◆ **Description of the task**: Give the data below again, word for word.

◆ **Stored records**:
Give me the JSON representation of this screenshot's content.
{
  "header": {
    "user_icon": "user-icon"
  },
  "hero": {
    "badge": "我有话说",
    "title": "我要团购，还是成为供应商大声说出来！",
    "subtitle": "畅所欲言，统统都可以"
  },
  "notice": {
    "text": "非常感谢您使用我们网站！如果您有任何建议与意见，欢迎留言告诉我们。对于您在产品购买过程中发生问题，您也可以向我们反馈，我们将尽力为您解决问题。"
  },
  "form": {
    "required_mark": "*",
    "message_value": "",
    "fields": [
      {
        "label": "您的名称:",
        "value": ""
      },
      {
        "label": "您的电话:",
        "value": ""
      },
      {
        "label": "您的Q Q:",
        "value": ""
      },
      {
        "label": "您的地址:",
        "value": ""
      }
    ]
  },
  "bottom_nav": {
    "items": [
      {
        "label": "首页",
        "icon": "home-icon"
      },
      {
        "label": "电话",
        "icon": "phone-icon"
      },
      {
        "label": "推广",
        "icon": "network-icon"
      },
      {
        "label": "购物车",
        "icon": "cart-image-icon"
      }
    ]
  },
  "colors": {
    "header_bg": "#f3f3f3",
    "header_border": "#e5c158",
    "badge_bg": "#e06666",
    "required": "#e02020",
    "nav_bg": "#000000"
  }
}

◆ **Complete output**:
Give me the JSON representation of this screenshot's content.
{
  "header": {
    "user_icon": "user-icon"
  },
  "hero": {
    "badge": "我有话说",
    "title": "我要团购，还是成为供应商大声说出来！",
    "subtitle": "畅所欲言，统统都可以"
  },
  "notice": {
    "text": "非常感谢您使用我们网站！如果您有任何建议与意见，欢迎留言告诉我们。对于您在产品购买过程中发生问题，您也可以向我们反馈，我们将尽力为您解决问题。"
  },
  "form": {
    "required_mark": "*",
    "message_value": "",
    "fields": [
      {
        "label": "您的名称:",
        "value": ""
      },
      {
        "label": "您的电话:",
        "value": ""
      },
      {
        "label": "您的Q Q:",
        "value": ""
      },
      {
        "label": "您的地址:",
        "value": ""
      }
    ]
  },
  "bottom_nav": {
    "items": [
      {
        "label": "首页",
        "icon": "home-icon"
      },
      {
        "label": "电话",
        "icon": "phone-icon"
      },
      {
        "label": "推广",
        "icon": "network-icon"
      },
      {
        "label": "购物车",
        "icon": "cart-image-icon"
      }
    ]
  },
  "colors": {
    "header_bg": "#f3f3f3",
    "header_border": "#e5c158",
    "badge_bg": "#e06666",
    "required": "#e02020",
    "nav_bg": "#000000"
  }
}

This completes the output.